(Short problem):
Copy every line that mentions the word "måste".

(Collected data)
──────────────────────────────
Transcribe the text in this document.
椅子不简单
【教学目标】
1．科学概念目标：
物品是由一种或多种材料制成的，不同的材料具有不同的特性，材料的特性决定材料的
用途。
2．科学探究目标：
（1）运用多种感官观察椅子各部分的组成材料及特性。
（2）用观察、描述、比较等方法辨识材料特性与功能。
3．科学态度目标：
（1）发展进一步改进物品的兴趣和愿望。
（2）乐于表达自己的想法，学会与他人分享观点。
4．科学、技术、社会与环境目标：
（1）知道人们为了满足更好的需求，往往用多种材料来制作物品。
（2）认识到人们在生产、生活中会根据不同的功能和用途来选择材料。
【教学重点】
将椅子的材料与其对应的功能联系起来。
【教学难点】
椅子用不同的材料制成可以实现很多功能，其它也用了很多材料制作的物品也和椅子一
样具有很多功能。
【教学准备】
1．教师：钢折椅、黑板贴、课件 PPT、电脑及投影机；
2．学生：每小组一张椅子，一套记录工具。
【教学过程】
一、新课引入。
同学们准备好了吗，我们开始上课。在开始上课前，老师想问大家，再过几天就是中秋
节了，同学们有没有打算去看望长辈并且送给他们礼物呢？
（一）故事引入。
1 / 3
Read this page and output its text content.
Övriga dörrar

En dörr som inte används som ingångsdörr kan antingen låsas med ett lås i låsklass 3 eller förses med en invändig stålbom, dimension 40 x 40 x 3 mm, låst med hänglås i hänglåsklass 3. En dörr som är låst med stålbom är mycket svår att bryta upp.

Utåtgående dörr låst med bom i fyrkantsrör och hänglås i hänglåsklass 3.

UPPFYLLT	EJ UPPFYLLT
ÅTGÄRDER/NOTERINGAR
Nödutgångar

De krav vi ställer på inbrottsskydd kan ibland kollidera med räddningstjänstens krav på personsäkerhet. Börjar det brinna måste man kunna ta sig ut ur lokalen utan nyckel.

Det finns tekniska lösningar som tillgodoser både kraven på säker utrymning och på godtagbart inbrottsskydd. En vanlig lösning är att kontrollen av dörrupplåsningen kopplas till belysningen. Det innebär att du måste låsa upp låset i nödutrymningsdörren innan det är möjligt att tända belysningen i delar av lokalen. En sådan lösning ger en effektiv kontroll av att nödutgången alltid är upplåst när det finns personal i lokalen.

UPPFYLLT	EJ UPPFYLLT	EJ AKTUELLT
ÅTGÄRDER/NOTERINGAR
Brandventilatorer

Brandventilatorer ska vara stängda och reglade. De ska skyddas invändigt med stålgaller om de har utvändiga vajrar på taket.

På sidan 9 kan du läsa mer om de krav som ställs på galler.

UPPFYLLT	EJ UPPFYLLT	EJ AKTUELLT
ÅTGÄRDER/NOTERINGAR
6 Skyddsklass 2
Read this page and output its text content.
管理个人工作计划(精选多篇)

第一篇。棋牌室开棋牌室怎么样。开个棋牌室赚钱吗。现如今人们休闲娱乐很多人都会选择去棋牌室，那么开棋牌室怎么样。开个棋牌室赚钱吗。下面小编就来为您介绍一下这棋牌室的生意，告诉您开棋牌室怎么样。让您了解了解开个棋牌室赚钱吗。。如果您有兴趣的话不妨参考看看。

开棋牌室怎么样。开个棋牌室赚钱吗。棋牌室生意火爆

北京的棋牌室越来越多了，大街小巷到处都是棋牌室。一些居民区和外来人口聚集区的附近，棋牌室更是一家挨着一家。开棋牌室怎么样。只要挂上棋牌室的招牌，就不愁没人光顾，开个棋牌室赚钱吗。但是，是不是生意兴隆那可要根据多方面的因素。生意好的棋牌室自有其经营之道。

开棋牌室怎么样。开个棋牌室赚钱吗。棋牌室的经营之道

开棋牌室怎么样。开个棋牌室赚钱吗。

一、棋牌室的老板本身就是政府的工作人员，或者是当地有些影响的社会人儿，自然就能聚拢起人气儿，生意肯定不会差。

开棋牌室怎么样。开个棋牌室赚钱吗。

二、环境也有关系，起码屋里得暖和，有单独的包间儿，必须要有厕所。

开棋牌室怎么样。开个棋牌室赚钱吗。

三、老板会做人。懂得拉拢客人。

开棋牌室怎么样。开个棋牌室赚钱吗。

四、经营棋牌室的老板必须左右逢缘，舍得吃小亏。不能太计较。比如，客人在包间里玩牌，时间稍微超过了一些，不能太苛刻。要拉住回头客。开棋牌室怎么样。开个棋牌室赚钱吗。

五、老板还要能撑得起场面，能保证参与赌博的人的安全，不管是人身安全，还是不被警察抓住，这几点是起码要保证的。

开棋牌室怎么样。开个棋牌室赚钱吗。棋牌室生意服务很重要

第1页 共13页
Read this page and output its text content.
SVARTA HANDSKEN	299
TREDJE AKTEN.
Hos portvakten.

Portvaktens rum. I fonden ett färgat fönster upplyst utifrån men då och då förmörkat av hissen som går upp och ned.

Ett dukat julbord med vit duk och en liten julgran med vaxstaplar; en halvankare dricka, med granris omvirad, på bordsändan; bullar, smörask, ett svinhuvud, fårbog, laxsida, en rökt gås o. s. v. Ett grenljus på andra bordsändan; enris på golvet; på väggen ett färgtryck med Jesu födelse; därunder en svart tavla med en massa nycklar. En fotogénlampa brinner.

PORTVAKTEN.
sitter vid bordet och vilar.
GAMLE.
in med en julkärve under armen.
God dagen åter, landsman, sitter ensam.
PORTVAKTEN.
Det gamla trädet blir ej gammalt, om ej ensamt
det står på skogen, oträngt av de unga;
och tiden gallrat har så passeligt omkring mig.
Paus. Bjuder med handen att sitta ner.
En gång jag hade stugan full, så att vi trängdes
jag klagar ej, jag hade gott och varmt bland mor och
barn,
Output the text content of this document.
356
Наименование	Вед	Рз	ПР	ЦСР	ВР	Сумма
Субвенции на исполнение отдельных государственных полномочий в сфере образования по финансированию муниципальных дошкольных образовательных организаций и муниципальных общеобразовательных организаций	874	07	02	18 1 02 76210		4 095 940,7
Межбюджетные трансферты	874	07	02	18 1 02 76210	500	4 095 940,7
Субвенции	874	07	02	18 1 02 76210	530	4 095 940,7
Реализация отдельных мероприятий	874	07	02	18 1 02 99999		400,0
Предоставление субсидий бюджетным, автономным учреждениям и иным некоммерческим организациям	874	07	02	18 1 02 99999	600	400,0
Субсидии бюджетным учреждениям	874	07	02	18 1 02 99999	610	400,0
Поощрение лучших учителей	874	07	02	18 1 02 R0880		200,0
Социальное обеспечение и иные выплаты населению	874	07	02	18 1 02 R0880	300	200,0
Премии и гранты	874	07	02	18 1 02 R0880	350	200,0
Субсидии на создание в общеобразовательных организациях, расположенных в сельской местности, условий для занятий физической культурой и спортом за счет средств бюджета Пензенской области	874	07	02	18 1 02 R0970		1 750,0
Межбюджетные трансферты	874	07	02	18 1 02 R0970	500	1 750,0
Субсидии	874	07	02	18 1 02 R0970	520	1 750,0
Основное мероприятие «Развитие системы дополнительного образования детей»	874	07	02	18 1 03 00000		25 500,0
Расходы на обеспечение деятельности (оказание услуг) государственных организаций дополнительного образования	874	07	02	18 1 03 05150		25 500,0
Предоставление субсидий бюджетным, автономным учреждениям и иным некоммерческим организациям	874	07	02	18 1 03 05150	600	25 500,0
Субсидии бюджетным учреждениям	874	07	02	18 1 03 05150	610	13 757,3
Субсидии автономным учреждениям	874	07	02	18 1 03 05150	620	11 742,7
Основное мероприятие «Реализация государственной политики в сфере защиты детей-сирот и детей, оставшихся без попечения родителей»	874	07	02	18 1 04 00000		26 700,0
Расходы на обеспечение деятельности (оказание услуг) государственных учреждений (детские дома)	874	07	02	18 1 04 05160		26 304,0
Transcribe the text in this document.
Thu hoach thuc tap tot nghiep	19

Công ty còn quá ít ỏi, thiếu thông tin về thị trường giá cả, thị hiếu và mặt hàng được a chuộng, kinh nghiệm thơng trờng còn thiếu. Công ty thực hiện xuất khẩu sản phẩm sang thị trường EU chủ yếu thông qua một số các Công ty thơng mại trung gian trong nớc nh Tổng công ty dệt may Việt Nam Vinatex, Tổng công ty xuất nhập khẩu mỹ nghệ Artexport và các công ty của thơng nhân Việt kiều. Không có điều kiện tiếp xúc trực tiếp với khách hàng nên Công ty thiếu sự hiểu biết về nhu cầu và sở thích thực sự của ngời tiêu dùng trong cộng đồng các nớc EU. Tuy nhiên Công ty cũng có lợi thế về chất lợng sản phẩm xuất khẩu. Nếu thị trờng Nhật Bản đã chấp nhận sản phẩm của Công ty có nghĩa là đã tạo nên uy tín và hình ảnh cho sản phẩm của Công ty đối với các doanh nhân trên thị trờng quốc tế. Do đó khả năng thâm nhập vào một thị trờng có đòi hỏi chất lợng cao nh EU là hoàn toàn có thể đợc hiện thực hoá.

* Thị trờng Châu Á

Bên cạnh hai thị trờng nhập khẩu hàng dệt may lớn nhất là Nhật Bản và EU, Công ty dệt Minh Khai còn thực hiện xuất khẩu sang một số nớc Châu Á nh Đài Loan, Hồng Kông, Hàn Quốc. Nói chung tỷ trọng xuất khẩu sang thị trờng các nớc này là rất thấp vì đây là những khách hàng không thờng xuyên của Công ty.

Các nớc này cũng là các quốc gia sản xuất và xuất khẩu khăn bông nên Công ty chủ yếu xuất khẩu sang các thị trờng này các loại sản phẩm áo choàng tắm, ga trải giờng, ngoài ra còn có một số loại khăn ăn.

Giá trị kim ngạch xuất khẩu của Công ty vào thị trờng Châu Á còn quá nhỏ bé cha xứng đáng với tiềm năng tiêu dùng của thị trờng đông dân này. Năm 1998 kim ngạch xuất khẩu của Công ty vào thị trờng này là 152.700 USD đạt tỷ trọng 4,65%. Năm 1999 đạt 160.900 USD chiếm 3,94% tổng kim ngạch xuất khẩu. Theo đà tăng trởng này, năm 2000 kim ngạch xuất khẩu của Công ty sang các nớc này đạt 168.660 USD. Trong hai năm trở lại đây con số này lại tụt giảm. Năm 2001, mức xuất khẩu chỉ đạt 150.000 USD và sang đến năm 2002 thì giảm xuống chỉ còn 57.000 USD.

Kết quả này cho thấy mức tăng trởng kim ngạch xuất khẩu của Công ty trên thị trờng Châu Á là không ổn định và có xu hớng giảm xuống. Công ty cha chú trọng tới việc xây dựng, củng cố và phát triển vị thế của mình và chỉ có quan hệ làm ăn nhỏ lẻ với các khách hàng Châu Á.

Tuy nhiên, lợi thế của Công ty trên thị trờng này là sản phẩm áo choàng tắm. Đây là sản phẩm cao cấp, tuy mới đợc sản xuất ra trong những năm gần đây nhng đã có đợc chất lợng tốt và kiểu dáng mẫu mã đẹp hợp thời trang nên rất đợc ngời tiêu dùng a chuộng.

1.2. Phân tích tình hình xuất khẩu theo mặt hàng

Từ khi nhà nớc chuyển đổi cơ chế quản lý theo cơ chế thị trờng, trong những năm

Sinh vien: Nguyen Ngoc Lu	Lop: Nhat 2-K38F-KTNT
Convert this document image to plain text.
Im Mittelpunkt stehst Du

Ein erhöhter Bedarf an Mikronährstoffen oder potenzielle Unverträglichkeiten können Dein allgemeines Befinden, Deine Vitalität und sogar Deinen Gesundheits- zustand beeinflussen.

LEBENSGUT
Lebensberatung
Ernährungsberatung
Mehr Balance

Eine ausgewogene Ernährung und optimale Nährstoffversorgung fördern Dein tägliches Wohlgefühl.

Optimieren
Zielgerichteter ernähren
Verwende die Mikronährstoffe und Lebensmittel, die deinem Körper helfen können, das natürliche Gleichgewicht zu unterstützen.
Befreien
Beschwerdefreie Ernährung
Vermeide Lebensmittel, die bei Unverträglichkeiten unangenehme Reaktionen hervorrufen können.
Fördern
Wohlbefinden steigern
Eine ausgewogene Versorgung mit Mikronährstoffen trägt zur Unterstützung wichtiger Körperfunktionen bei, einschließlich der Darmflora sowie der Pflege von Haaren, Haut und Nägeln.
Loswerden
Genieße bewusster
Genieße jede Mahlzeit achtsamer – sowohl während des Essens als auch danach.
──────────────────────────────
(Exercise result):
De krav vi ställer på inbrottsskydd kan ibland kollidera med räddningstjänstens krav på personsäkerhet. Börjar det brinna måste man kunna ta sig ut ur lokalen utan nyckel.
Det finns tekniska lösningar som tillgodoser både kraven på säker utrymning och på godtagbart inbrottsskydd. En vanlig lösning är att kontrollen av dörrupplåsningen kopplas till belysningen. Det innebär att du måste låsa upp låset i nödutrymningsdörren innan det är möjligt att tända belysningen i delar av lokalen. En sådan lösning ger en effektiv kontroll av att nödutgången alltid är upplåst när det finns personal i lokalen.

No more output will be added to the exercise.